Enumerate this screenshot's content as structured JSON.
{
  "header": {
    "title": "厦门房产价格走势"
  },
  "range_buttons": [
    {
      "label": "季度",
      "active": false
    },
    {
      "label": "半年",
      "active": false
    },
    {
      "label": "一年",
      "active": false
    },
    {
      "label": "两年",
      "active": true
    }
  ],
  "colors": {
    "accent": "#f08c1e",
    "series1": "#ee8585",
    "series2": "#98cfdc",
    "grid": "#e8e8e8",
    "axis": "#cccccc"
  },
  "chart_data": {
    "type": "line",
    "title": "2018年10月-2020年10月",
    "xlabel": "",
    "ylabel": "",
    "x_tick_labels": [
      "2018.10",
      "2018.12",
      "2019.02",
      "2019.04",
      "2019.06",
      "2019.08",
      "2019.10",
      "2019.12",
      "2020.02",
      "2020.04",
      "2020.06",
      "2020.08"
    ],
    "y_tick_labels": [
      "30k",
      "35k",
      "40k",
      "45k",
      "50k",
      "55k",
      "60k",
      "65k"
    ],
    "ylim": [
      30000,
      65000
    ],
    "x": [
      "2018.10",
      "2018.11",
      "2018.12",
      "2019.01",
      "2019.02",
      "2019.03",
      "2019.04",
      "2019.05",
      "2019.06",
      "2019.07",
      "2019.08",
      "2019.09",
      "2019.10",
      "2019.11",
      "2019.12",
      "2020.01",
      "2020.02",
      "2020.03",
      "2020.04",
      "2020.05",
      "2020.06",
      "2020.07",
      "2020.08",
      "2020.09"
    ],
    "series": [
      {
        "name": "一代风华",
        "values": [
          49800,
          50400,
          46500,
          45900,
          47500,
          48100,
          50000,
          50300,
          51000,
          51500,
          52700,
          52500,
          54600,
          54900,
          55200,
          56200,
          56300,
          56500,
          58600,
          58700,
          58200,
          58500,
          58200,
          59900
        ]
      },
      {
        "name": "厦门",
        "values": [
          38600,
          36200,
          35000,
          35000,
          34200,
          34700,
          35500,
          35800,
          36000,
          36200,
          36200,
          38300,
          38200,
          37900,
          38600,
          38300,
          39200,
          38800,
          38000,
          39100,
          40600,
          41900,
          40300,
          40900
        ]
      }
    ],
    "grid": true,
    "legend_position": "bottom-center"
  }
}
☆ ☆ ☆ ☆ ☆ ☆ ☆
* What you are asked to do
Make an exact copy of the data above.

* Solution for this task
Enumerate this screenshot's content as structured JSON.
{
  "header": {
    "title": "厦门房产价格走势"
  },
  "range_buttons": [
    {
      "label": "季度",
      "active": false
    },
    {
      "label": "半年",
      "active": false
    },
    {
      "label": "一年",
      "active": false
    },
    {
      "label": "两年",
      "active": true
    }
  ],
  "colors": {
    "accent": "#f08c1e",
    "series1": "#ee8585",
    "series2": "#98cfdc",
    "grid": "#e8e8e8",
    "axis": "#cccccc"
  },
  "chart_data": {
    "type": "line",
    "title": "2018年10月-2020年10月",
    "xlabel": "",
    "ylabel": "",
    "x_tick_labels": [
      "2018.10",
      "2018.12",
      "2019.02",
      "2019.04",
      "2019.06",
      "2019.08",
      "2019.10",
      "2019.12",
      "2020.02",
      "2020.04",
      "2020.06",
      "2020.08"
    ],
    "y_tick_labels": [
      "30k",
      "35k",
      "40k",
      "45k",
      "50k",
      "55k",
      "60k",
      "65k"
    ],
    "ylim": [
      30000,
      65000
    ],
    "x": [
      "2018.10",
      "2018.11",
      "2018.12",
      "2019.01",
      "2019.02",
      "2019.03",
      "2019.04",
      "2019.05",
      "2019.06",
      "2019.07",
      "2019.08",
      "2019.09",
      "2019.10",
      "2019.11",
      "2019.12",
      "2020.01",
      "2020.02",
      "2020.03",
      "2020.04",
      "2020.05",
      "2020.06",
      "2020.07",
      "2020.08",
      "2020.09"
    ],
    "series": [
      {
        "name": "一代风华",
        "values": [
          49800,
          50400,
          46500,
          45900,
          47500,
          48100,
          50000,
          50300,
          51000,
          51500,
          52700,
          52500,
          54600,
          54900,
          55200,
          56200,
          56300,
          56500,
          58600,
          58700,
          58200,
          58500,
          58200,
          59900
        ]
      },
      {
        "name": "厦门",
        "values": [
          38600,
          36200,
          35000,
          35000,
          34200,
          34700,
          35500,
          35800,
          36000,
          36200,
          36200,
          38300,
          38200,
          37900,
          38600,
          38300,
          39200,
          38800,
          38000,
          39100,
          40600,
          41900,
          40300,
          40900
        ]
      }
    ],
    "grid": true,
    "legend_position": "bottom-center"
  }
}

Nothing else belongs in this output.